Excerpts from a figure dataset
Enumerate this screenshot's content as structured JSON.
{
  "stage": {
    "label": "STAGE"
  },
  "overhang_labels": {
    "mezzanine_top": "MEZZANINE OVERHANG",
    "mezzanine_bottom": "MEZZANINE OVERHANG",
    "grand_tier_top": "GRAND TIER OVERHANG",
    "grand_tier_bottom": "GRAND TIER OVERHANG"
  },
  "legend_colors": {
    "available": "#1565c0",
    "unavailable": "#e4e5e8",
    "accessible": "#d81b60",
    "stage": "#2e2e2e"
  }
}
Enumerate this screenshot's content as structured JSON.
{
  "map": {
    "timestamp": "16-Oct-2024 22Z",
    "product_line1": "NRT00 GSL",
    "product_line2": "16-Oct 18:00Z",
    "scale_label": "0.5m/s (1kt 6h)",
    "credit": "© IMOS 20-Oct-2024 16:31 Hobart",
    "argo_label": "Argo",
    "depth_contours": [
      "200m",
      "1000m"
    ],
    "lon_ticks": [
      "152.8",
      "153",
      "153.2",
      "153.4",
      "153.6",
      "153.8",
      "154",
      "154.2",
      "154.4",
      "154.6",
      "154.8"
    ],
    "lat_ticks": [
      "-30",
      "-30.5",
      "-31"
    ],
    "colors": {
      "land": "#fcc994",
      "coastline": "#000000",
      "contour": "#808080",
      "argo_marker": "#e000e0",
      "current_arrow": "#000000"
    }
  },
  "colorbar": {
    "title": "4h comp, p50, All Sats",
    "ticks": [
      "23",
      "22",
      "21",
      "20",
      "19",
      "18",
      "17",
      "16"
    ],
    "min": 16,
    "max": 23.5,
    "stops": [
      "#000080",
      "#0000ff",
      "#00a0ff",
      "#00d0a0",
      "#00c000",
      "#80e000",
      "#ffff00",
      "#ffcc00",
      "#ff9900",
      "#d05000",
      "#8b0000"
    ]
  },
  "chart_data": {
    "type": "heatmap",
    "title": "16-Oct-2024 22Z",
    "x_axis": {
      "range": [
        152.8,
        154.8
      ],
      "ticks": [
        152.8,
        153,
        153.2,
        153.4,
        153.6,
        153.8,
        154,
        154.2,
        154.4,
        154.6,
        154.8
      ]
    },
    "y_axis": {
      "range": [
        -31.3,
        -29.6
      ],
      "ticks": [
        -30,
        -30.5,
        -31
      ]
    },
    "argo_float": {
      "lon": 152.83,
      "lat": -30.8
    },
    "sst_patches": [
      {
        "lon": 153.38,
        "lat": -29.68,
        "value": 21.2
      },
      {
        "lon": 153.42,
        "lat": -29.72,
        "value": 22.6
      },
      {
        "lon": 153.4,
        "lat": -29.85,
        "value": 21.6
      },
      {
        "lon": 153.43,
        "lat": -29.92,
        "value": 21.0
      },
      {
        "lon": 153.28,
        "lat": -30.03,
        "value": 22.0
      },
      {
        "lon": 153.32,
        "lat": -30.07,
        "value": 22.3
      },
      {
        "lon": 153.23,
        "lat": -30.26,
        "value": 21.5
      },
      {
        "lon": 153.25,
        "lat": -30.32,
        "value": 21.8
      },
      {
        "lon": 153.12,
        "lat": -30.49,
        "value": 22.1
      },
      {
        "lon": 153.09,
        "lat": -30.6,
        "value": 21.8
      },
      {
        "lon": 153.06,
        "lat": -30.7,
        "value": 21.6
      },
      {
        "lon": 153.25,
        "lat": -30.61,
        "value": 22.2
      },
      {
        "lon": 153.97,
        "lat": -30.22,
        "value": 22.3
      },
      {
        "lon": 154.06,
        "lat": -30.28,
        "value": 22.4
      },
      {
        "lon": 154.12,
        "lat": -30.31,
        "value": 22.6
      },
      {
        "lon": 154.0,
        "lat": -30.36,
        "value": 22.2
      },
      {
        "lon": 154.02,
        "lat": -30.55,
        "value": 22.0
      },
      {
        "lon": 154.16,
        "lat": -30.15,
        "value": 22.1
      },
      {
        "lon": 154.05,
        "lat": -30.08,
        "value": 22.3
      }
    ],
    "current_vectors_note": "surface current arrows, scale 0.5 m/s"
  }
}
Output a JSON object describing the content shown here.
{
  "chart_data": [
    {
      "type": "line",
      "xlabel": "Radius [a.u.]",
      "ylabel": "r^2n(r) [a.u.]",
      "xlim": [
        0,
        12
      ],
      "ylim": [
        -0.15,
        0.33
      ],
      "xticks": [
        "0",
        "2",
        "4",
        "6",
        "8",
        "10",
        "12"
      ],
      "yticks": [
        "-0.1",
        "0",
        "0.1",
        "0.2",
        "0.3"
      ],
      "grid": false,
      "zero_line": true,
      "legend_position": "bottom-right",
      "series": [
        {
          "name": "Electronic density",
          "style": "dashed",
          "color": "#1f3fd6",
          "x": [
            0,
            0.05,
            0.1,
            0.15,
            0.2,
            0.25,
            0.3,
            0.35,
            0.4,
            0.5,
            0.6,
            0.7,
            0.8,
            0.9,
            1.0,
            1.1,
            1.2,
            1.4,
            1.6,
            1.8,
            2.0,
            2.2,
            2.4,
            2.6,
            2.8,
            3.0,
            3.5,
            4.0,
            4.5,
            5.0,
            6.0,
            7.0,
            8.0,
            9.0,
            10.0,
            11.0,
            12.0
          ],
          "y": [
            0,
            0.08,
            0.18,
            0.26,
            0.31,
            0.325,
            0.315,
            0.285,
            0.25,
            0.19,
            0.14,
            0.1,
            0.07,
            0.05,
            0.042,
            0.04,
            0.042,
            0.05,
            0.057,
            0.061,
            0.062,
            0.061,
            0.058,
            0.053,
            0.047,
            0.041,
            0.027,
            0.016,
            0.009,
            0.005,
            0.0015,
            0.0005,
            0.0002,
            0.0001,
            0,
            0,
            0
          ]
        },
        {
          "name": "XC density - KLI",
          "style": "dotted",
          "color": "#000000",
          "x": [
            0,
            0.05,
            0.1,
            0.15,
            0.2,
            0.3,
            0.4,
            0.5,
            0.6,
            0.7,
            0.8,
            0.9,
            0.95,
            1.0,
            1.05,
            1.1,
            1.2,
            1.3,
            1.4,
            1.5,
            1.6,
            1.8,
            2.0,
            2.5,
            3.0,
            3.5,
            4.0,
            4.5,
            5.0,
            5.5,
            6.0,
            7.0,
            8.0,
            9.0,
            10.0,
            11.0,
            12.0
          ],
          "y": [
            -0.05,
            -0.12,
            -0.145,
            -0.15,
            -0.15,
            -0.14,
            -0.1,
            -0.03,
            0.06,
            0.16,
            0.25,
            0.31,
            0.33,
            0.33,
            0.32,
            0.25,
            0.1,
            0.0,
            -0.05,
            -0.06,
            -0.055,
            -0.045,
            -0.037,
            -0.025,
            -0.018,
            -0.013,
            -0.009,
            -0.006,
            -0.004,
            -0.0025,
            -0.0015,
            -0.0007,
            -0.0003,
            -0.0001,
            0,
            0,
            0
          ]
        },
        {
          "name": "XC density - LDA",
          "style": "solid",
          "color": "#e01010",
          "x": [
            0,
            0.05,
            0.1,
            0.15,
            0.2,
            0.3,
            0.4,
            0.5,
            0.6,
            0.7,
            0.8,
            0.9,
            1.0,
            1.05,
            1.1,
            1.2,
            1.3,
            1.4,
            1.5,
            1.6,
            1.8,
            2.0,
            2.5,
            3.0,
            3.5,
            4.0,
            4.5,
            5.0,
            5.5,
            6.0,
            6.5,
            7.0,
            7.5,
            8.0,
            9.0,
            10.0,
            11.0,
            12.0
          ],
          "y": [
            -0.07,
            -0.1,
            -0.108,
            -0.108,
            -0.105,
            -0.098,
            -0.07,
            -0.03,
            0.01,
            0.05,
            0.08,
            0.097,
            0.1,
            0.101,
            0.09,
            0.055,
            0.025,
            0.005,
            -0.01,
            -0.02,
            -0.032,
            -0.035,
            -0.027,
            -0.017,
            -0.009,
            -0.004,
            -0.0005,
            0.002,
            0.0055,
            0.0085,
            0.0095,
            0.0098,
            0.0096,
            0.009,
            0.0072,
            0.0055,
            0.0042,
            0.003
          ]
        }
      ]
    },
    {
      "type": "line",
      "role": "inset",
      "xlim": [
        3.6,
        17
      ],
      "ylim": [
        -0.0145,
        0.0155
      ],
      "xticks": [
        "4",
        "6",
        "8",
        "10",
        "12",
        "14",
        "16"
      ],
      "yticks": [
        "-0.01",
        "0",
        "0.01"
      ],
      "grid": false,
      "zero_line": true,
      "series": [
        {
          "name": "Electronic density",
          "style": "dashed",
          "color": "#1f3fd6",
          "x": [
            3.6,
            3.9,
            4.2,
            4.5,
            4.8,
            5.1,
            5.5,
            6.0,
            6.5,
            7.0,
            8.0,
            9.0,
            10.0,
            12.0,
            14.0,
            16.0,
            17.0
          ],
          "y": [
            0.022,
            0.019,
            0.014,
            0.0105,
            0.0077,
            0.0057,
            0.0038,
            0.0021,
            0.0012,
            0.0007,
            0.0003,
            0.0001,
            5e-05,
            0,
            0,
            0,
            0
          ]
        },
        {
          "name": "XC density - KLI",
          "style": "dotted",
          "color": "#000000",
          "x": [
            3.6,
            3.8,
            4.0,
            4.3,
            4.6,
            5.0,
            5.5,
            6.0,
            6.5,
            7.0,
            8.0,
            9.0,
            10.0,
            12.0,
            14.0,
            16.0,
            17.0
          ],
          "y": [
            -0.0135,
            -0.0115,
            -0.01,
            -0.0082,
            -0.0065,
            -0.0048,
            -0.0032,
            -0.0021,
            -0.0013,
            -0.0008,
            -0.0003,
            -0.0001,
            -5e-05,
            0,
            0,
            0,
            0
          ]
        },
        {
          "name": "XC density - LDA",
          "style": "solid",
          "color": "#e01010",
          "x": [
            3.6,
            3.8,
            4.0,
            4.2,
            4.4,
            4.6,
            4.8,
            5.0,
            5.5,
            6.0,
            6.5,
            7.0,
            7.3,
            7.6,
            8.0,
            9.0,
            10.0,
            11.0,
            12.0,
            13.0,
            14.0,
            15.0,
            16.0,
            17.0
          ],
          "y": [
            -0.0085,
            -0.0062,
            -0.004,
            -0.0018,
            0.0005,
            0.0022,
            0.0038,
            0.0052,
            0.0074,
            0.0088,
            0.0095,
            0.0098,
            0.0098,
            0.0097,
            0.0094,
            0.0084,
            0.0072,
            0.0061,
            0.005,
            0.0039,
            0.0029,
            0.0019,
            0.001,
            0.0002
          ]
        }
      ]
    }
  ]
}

» SHORT PROBLEM
Point out every line holding the string "GRAND" and copy it.

» REPLY
    "grand_tier_top": "GRAND TIER OVERHANG",
    "grand_tier_bottom": "GRAND TIER OVERHANG"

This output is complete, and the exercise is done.